▸ Task instructions: Repeat, exactly and completely, the material that follows. Omit the pictures.

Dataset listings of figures
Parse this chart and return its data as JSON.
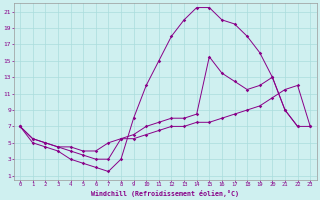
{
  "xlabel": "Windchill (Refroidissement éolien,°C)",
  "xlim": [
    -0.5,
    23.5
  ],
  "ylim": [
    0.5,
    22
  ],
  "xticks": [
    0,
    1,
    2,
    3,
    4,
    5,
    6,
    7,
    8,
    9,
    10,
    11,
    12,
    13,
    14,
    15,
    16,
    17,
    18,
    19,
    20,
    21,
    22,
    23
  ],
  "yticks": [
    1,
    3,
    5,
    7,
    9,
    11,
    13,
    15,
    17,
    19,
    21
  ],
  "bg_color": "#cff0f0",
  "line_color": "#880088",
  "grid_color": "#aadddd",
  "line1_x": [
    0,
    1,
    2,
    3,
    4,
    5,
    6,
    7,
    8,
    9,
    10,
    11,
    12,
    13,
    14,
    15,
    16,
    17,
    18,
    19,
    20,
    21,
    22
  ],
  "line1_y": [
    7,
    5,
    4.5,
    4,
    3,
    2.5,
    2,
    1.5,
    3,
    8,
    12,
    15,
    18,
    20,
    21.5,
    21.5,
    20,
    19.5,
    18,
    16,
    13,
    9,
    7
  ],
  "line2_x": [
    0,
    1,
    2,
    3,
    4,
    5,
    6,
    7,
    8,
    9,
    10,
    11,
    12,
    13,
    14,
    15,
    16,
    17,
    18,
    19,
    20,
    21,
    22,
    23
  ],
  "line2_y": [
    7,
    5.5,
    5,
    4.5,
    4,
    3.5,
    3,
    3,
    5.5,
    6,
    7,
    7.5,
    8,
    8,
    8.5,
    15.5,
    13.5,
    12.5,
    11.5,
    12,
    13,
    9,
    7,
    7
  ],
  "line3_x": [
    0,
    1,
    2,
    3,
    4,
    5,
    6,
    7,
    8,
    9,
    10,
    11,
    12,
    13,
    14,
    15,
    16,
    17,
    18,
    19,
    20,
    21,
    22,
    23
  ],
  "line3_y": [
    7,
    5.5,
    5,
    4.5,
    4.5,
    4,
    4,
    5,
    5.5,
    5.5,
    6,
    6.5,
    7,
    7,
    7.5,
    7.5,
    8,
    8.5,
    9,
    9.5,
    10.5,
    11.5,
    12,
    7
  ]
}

▸ Answer to this exercise:
Parse this chart and return its data as JSON.
{
  "xlabel": "Windchill (Refroidissement éolien,°C)",
  "xlim": [
    -0.5,
    23.5
  ],
  "ylim": [
    0.5,
    22
  ],
  "xticks": [
    0,
    1,
    2,
    3,
    4,
    5,
    6,
    7,
    8,
    9,
    10,
    11,
    12,
    13,
    14,
    15,
    16,
    17,
    18,
    19,
    20,
    21,
    22,
    23
  ],
  "yticks": [
    1,
    3,
    5,
    7,
    9,
    11,
    13,
    15,
    17,
    19,
    21
  ],
  "bg_color": "#cff0f0",
  "line_color": "#880088",
  "grid_color": "#aadddd",
  "line1_x": [
    0,
    1,
    2,
    3,
    4,
    5,
    6,
    7,
    8,
    9,
    10,
    11,
    12,
    13,
    14,
    15,
    16,
    17,
    18,
    19,
    20,
    21,
    22
  ],
  "line1_y": [
    7,
    5,
    4.5,
    4,
    3,
    2.5,
    2,
    1.5,
    3,
    8,
    12,
    15,
    18,
    20,
    21.5,
    21.5,
    20,
    19.5,
    18,
    16,
    13,
    9,
    7
  ],
  "line2_x": [
    0,
    1,
    2,
    3,
    4,
    5,
    6,
    7,
    8,
    9,
    10,
    11,
    12,
    13,
    14,
    15,
    16,
    17,
    18,
    19,
    20,
    21,
    22,
    23
  ],
  "line2_y": [
    7,
    5.5,
    5,
    4.5,
    4,
    3.5,
    3,
    3,
    5.5,
    6,
    7,
    7.5,
    8,
    8,
    8.5,
    15.5,
    13.5,
    12.5,
    11.5,
    12,
    13,
    9,
    7,
    7
  ],
  "line3_x": [
    0,
    1,
    2,
    3,
    4,
    5,
    6,
    7,
    8,
    9,
    10,
    11,
    12,
    13,
    14,
    15,
    16,
    17,
    18,
    19,
    20,
    21,
    22,
    23
  ],
  "line3_y": [
    7,
    5.5,
    5,
    4.5,
    4.5,
    4,
    4,
    5,
    5.5,
    5.5,
    6,
    6.5,
    7,
    7,
    7.5,
    7.5,
    8,
    8.5,
    9,
    9.5,
    10.5,
    11.5,
    12,
    7
  ]
}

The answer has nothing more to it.